Using the listing below, give the number of lines where "Nachfrage" appears, and nothing else.

Data entries for graphics:
....

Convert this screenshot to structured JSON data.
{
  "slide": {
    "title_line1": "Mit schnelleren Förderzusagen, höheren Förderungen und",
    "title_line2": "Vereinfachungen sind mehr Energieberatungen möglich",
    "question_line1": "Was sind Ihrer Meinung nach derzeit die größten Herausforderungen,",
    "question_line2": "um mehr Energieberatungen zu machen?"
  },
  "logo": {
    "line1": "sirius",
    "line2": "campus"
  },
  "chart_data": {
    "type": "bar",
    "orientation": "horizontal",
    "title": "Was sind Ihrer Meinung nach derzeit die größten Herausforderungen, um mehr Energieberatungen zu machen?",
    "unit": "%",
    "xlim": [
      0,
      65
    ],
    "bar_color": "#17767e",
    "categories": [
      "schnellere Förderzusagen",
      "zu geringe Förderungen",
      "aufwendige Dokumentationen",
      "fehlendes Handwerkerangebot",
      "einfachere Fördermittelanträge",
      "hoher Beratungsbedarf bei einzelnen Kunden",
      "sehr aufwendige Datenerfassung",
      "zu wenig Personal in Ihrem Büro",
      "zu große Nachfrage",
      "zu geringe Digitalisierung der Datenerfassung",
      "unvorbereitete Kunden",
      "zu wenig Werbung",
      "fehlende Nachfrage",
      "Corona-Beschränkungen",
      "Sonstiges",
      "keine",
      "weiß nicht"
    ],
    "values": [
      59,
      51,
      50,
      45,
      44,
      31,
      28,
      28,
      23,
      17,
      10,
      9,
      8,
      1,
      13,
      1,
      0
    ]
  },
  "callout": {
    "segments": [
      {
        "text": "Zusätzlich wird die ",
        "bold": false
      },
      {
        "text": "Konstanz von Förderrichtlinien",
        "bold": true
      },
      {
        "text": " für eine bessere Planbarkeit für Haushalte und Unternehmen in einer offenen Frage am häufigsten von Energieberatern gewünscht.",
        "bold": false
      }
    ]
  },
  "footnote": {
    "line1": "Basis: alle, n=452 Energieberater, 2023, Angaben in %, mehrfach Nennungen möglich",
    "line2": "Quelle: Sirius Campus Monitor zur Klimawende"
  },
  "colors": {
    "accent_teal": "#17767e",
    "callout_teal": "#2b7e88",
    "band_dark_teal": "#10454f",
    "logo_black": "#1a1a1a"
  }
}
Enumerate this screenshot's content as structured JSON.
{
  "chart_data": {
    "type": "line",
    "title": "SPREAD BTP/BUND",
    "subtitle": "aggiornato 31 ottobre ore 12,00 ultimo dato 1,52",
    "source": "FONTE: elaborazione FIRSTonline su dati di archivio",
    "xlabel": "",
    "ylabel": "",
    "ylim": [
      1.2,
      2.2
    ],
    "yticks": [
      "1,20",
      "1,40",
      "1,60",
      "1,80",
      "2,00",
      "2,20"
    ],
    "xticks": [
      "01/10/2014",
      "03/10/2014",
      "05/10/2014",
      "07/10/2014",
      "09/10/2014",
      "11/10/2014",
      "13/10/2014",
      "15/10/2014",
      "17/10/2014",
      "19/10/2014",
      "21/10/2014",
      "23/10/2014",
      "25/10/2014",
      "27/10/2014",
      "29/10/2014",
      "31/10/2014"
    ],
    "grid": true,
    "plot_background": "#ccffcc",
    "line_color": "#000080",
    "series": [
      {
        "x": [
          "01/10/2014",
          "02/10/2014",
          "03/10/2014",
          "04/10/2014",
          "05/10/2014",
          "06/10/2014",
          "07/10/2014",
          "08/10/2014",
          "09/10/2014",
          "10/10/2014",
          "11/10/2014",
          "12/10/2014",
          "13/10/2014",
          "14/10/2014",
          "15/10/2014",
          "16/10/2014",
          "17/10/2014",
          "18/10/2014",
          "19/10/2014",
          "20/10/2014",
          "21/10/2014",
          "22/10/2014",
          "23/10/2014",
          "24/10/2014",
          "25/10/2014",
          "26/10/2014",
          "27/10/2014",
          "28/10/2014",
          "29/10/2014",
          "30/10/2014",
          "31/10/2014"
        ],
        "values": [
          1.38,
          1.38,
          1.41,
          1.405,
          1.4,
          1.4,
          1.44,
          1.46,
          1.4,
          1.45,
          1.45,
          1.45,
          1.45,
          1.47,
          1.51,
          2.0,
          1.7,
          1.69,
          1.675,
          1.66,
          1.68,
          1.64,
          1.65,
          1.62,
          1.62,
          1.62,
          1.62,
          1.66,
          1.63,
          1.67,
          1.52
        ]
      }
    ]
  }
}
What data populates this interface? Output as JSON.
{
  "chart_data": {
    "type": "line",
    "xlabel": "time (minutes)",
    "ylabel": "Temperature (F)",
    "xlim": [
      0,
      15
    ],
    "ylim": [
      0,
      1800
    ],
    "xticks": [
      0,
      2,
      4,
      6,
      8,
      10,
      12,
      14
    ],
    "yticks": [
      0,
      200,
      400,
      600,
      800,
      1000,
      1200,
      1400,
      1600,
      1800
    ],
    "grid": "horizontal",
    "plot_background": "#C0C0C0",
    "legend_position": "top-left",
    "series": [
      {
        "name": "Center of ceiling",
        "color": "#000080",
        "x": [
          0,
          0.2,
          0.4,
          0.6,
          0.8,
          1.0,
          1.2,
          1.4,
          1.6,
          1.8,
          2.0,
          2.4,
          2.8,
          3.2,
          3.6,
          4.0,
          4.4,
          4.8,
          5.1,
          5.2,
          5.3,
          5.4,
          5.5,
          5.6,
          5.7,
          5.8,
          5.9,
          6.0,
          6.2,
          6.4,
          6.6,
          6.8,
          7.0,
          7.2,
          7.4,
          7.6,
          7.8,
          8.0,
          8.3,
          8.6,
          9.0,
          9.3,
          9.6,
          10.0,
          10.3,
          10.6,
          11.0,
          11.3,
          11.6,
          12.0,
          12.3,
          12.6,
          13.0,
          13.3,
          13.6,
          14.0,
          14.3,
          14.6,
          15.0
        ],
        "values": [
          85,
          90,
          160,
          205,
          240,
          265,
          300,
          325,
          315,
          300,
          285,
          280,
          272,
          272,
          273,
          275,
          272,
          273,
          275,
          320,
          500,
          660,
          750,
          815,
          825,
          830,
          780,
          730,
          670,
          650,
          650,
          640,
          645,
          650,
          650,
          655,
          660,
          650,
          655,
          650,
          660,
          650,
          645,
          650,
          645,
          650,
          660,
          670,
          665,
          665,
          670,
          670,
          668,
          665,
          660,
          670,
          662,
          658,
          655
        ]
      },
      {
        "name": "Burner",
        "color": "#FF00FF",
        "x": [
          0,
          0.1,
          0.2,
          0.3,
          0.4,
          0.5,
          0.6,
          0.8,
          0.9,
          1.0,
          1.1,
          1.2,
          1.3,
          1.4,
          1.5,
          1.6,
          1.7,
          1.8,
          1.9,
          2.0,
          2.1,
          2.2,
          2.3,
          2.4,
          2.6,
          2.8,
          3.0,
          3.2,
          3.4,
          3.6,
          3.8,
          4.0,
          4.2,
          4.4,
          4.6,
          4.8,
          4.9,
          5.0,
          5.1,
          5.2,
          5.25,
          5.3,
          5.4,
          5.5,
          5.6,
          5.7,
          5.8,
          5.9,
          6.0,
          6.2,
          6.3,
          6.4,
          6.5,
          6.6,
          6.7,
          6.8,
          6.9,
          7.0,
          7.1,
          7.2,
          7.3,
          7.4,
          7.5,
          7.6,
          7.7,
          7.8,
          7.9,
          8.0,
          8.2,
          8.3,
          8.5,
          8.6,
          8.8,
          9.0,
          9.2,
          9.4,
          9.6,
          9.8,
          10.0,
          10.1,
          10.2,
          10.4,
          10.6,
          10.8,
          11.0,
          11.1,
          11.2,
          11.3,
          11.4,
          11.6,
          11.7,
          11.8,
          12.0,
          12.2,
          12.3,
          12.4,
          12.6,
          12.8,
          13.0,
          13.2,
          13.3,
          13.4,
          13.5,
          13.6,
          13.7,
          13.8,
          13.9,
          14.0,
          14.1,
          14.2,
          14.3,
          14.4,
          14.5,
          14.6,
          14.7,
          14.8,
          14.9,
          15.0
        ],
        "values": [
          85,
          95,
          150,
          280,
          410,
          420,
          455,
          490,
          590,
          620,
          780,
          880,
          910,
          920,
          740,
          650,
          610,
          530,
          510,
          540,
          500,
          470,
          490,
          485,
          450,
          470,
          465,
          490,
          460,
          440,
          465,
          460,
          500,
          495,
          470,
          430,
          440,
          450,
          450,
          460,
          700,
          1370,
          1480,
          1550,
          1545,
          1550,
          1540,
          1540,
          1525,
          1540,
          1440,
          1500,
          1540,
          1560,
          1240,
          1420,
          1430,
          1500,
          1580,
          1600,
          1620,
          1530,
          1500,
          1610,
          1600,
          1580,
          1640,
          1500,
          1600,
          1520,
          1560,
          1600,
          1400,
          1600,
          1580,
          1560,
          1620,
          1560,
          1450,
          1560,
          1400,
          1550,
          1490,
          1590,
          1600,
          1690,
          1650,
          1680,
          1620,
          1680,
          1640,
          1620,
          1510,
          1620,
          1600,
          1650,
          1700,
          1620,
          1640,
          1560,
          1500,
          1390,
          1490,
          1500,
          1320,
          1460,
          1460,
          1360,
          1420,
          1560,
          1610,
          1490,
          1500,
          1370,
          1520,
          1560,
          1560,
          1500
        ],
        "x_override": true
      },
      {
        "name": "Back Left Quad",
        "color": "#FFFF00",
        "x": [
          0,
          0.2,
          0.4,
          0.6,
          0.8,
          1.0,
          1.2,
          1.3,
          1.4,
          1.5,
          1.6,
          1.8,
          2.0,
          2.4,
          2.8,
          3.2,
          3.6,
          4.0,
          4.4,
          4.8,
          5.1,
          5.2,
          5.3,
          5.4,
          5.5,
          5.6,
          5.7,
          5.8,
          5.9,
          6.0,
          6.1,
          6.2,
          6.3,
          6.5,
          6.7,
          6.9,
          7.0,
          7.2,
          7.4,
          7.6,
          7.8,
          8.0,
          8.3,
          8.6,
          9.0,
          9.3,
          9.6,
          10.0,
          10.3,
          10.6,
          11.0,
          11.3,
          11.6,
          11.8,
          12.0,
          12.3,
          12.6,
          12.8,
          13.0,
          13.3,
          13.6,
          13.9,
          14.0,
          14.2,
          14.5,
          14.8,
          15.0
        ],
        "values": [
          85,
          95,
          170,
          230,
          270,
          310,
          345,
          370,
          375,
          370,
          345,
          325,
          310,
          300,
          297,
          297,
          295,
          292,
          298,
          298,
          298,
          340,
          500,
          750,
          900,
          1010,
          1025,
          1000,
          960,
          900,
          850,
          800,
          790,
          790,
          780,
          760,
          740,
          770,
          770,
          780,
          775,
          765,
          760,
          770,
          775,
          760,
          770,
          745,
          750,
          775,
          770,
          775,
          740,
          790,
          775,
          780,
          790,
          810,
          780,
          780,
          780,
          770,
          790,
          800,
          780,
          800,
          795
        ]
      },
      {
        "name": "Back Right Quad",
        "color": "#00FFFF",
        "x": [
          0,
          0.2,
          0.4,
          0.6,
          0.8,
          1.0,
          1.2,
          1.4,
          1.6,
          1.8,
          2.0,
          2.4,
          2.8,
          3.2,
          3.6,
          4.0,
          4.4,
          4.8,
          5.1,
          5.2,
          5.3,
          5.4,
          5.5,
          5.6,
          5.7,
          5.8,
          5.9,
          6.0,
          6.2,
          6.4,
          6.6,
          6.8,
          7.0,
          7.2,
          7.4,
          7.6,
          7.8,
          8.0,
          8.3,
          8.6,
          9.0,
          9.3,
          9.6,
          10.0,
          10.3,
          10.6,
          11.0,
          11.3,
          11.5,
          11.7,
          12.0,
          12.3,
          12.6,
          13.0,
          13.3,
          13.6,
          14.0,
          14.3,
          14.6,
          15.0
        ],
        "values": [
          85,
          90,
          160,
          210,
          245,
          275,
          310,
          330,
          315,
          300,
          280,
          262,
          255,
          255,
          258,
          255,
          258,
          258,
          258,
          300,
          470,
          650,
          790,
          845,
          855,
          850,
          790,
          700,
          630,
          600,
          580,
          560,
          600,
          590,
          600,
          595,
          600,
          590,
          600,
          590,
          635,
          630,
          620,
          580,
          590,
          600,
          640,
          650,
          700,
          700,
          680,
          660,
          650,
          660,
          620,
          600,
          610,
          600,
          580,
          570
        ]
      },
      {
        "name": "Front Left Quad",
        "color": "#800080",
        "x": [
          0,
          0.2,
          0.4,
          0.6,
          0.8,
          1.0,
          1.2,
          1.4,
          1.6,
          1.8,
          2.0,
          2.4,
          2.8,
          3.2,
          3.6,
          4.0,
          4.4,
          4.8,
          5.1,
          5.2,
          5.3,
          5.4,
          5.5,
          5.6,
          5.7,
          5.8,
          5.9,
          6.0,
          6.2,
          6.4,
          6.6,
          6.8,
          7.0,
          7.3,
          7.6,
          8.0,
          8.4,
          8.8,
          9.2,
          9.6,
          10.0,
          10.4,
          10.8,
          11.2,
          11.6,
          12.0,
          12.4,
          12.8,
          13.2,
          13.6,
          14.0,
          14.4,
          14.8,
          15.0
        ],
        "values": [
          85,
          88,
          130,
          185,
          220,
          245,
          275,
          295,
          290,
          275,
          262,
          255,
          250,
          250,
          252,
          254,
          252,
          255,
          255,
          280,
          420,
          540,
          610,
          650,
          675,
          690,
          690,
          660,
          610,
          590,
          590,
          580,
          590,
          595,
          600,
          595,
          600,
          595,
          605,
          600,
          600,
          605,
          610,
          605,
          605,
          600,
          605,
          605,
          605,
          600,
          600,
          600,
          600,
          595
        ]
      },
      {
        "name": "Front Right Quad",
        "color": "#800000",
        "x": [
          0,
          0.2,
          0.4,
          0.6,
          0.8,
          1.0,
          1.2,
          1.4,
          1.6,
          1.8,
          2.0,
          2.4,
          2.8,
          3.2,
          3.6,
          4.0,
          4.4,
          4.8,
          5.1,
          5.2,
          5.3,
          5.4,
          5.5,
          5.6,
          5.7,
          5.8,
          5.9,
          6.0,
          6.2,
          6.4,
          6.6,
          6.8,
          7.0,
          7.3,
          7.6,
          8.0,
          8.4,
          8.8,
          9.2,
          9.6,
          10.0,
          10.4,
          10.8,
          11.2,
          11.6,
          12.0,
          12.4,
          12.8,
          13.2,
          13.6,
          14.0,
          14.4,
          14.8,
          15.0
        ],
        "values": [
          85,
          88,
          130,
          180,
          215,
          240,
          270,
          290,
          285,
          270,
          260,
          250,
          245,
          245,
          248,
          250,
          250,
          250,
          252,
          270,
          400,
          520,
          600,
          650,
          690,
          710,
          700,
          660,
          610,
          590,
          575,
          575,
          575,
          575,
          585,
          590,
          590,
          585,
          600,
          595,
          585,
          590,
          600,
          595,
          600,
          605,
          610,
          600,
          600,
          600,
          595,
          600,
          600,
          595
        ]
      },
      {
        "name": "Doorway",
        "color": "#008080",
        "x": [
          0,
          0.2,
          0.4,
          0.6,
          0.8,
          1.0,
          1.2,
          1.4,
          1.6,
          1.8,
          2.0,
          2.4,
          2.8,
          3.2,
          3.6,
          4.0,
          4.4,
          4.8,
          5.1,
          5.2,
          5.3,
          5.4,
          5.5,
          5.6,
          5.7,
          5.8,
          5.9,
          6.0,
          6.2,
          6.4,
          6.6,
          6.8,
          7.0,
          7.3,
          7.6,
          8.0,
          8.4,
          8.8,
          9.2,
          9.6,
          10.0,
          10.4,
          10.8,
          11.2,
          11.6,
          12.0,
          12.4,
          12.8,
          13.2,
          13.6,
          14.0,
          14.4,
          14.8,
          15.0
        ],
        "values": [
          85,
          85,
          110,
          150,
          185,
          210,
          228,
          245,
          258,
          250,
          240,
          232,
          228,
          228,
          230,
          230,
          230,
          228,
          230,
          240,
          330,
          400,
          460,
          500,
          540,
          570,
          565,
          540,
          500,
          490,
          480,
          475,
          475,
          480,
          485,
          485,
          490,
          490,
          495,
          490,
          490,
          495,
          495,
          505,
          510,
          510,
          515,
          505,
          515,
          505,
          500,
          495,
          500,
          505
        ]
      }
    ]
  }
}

....

> _Solution to this problem_:
2